Using the listing below, report all lines holding the word "praskim".

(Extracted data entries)
.....

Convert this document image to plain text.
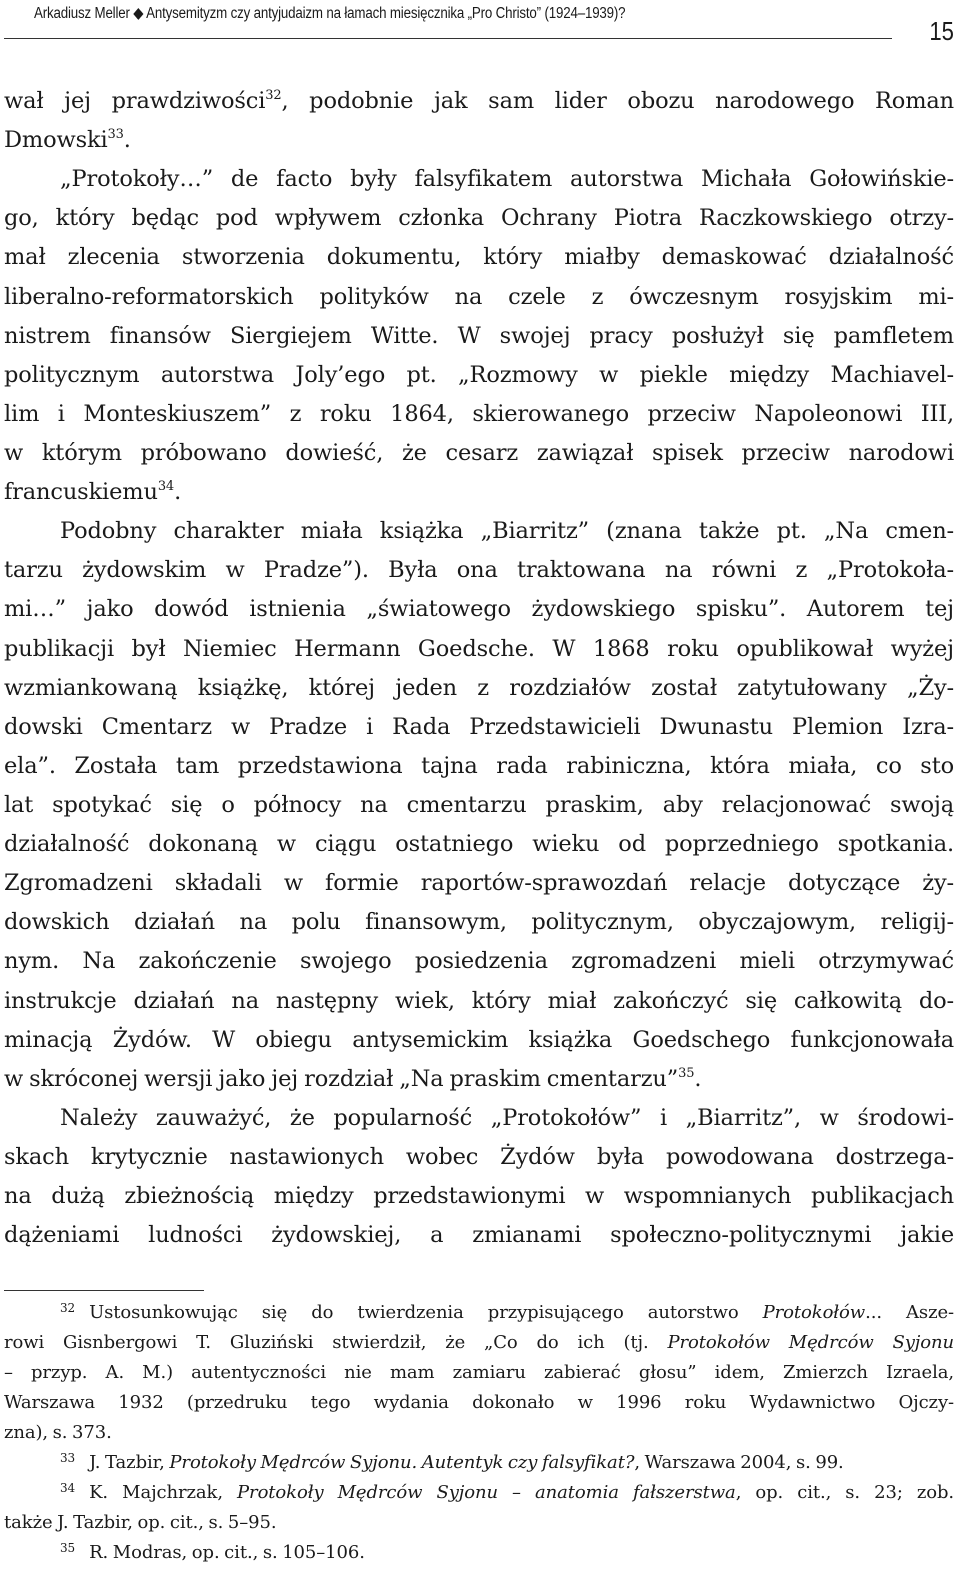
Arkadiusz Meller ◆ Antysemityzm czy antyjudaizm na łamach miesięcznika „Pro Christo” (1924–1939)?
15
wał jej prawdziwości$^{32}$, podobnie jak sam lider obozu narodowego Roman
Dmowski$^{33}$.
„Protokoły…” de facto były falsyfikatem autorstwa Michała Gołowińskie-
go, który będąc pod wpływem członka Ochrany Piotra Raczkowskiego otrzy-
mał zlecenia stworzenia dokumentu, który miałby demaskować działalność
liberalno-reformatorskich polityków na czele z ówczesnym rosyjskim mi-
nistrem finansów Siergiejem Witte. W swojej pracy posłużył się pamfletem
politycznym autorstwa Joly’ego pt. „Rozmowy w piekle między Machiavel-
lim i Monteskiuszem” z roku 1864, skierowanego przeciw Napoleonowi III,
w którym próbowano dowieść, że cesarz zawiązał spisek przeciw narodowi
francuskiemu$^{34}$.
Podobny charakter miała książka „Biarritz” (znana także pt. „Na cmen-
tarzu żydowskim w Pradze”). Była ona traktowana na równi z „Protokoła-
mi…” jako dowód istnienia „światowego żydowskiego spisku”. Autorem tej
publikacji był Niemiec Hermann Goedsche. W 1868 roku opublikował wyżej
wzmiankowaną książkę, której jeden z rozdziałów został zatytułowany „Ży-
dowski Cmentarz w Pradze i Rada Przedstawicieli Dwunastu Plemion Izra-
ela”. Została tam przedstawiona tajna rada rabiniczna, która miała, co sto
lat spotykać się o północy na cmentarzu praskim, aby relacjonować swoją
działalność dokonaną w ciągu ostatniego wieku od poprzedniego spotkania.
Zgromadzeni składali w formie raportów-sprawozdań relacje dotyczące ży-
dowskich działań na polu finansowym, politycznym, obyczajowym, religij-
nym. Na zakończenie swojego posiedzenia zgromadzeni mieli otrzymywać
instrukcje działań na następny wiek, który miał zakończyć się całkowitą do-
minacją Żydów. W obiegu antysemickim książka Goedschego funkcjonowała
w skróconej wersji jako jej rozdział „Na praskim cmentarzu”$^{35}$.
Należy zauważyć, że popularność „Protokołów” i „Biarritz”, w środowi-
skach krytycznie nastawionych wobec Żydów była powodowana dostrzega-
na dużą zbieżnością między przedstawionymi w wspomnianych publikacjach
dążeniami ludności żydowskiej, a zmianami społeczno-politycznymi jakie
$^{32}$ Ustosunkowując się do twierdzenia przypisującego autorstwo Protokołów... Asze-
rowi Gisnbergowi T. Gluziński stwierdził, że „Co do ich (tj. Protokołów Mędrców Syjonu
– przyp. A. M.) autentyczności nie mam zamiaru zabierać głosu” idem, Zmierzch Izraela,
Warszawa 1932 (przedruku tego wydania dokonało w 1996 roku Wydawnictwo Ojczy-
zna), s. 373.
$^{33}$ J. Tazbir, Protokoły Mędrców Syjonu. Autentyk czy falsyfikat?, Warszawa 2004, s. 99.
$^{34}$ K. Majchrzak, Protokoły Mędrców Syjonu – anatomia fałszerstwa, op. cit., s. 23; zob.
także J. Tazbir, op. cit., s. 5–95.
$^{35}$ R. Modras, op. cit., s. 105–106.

.....

[Answer]
lat spotykać się o północy na cmentarzu praskim, aby relacjonować swoją
w skróconej wersji jako jej rozdział „Na praskim cmentarzu”$^{35}$.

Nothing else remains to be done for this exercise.